## [Source records]
##########
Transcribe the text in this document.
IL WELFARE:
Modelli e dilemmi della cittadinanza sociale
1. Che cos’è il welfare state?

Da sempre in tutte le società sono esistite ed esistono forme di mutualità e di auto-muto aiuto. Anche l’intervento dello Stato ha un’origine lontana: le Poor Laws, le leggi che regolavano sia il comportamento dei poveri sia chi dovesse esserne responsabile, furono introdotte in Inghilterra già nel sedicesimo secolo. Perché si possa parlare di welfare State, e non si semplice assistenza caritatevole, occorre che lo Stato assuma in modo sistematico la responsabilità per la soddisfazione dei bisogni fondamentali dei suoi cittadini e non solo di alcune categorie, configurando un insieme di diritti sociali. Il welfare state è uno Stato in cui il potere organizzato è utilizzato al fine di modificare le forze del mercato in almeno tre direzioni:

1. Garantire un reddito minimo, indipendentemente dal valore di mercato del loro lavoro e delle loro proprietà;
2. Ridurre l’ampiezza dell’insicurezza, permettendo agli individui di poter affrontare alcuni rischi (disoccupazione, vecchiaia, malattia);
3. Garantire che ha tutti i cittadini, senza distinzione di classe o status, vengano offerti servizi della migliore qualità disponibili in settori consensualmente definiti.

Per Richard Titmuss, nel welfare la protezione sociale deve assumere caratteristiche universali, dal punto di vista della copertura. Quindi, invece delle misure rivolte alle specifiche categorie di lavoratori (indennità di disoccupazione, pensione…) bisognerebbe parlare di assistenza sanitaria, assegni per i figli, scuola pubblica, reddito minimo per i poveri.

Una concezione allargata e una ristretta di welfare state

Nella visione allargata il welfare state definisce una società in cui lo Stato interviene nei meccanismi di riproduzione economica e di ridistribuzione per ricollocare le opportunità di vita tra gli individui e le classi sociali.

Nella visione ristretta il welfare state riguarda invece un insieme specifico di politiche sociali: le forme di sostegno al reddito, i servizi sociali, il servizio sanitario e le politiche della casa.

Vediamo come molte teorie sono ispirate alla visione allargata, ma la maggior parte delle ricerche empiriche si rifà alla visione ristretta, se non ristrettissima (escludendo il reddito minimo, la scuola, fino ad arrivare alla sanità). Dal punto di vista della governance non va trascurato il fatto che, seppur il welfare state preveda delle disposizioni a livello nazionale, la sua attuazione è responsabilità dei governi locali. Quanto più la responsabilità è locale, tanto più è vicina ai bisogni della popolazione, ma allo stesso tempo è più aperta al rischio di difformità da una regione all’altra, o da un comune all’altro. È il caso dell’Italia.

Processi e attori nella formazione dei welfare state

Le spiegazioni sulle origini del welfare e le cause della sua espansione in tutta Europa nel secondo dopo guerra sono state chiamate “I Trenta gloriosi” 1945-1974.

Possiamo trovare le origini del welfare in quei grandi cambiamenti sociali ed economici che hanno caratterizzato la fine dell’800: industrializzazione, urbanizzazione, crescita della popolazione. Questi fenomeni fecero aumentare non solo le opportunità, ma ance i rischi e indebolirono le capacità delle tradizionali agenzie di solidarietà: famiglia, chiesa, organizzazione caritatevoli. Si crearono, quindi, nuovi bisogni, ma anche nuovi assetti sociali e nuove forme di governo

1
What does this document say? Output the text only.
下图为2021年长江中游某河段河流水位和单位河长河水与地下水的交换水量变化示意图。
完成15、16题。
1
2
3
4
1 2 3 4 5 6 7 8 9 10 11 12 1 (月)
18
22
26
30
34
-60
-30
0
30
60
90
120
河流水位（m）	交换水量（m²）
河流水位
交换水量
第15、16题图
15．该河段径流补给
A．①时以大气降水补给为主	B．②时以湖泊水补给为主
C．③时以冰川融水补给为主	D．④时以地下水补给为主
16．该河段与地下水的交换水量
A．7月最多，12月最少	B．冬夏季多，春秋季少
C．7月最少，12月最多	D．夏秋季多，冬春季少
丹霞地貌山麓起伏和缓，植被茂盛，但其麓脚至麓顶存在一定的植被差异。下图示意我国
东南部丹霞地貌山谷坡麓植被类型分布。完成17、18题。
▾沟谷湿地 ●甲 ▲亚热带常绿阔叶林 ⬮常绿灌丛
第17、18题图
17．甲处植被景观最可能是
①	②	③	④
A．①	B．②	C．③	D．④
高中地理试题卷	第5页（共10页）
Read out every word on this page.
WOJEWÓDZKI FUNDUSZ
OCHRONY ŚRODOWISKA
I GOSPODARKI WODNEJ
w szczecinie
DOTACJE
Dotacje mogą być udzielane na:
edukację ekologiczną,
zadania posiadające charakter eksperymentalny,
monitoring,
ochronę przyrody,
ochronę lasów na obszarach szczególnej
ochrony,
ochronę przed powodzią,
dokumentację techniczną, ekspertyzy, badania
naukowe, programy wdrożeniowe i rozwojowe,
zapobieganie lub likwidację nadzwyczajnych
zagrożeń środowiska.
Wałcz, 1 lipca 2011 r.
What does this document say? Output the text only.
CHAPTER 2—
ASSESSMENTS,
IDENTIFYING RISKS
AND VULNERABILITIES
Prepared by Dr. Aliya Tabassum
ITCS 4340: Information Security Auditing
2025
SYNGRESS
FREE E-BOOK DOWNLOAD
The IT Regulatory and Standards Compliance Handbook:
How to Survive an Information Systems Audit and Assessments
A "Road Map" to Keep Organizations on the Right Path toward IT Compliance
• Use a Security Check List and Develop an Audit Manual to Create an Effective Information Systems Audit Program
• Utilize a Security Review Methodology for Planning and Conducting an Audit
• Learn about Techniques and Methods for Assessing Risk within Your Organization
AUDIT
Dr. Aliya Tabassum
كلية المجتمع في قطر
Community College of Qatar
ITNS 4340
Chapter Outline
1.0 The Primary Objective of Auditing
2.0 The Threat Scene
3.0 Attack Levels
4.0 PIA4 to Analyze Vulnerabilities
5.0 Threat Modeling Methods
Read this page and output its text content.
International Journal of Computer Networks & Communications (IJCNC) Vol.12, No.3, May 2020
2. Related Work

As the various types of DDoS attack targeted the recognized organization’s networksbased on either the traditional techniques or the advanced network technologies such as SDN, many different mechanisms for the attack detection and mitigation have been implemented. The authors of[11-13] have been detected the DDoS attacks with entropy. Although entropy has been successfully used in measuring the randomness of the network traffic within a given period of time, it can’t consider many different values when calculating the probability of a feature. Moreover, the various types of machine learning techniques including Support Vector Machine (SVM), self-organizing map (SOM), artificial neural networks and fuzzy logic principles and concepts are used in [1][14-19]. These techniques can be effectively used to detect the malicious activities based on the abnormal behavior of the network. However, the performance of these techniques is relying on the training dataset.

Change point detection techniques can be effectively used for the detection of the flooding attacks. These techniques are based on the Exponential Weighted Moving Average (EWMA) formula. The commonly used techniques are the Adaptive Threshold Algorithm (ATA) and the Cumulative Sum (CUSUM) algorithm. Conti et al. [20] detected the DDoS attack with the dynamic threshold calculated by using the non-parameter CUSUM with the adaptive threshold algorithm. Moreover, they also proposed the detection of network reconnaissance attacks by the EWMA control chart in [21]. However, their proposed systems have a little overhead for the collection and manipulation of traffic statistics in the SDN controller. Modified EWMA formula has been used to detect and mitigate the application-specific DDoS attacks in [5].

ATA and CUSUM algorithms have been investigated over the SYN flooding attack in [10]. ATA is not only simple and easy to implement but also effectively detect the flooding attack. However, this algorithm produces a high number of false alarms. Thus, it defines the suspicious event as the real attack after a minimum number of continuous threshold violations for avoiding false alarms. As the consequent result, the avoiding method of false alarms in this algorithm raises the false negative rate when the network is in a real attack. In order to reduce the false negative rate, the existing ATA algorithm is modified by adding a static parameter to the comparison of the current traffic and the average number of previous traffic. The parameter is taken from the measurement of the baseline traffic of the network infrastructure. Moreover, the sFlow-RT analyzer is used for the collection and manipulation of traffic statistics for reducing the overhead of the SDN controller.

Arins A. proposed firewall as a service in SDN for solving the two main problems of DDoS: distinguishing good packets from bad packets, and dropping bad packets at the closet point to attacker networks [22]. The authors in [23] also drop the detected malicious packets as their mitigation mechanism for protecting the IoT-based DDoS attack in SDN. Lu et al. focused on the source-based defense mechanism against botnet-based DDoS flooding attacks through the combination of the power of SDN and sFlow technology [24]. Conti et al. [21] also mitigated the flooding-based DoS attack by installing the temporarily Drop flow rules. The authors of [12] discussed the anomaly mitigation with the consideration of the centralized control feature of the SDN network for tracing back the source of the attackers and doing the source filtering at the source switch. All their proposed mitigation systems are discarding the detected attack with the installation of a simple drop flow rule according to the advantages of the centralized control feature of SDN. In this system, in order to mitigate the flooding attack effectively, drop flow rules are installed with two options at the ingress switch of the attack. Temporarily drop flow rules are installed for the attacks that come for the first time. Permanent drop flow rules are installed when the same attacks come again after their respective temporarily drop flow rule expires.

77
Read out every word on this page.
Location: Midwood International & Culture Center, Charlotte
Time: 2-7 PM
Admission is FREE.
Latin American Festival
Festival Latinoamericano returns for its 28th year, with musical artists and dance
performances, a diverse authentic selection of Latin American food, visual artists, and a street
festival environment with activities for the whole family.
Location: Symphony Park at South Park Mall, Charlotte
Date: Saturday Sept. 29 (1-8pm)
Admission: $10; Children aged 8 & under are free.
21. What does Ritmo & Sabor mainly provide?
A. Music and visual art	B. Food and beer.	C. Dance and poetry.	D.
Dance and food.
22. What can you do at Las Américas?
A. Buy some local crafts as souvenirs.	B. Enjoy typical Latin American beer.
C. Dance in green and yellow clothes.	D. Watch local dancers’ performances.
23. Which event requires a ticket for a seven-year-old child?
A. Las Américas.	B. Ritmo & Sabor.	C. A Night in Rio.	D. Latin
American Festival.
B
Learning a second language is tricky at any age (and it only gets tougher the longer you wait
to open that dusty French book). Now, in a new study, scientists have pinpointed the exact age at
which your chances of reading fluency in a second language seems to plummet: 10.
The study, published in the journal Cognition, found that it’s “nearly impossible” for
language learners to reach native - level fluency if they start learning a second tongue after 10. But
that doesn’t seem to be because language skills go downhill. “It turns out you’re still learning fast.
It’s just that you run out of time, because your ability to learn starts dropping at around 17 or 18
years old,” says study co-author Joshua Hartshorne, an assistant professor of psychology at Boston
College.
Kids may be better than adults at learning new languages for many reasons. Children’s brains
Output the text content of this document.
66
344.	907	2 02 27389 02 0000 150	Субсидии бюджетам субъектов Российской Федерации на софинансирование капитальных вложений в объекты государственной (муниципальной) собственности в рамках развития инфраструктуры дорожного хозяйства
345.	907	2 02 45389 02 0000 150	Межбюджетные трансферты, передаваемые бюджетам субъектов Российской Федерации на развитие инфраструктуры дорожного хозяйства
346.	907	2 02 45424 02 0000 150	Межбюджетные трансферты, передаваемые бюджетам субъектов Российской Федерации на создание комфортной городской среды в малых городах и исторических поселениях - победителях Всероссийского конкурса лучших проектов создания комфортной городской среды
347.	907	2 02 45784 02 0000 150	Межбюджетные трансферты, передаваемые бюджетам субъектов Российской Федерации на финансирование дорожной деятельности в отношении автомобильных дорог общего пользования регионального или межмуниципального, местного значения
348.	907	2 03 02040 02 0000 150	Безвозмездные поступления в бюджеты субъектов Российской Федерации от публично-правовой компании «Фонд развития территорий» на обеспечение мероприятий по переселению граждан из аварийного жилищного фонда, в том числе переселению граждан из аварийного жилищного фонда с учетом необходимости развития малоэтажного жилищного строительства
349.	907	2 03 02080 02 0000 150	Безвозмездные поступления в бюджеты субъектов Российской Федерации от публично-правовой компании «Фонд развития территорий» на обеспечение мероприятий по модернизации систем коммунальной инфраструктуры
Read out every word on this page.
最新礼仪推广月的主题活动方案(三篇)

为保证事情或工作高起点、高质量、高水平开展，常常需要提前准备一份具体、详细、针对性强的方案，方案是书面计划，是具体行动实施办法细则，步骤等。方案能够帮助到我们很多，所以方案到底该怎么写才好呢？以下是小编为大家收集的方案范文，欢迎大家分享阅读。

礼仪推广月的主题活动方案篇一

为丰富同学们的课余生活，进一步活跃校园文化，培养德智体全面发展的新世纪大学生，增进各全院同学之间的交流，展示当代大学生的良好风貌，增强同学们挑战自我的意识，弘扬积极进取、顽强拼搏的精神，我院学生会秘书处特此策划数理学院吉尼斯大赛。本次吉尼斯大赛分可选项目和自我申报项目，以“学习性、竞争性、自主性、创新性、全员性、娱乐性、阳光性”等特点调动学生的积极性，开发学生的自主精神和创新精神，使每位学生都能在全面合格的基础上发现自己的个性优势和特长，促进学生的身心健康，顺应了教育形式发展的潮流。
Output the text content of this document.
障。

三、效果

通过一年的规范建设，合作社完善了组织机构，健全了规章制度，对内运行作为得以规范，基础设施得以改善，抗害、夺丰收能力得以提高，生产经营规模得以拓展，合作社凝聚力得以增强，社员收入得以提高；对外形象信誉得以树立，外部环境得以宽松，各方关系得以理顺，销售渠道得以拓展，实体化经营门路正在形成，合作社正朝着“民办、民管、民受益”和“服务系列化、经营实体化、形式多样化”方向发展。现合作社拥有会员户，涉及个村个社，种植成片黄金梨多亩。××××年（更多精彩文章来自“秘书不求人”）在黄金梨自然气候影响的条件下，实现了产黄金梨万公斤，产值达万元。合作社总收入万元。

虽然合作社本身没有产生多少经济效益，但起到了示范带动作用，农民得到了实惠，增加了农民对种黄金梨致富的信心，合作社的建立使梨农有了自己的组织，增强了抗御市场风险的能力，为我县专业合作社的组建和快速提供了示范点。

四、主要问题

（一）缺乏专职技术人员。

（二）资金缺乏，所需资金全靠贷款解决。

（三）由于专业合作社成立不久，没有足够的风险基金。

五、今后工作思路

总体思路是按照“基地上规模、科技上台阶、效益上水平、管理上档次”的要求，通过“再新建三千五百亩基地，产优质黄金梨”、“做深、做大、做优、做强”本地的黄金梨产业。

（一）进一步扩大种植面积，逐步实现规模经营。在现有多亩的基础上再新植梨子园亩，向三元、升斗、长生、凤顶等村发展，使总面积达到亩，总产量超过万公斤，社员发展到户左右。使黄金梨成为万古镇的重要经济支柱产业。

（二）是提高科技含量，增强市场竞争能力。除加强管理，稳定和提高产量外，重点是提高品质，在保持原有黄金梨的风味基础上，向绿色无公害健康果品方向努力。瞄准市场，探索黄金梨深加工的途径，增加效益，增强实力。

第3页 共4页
##########
## [Set exercise]
Pull out every line of the records above that contains the word "Ritmo".

## [Exercise solution]
21. What does Ritmo & Sabor mainly provide?
A. Las Américas.	B. Ritmo & Sabor.	C. A Night in Rio.	D. Latin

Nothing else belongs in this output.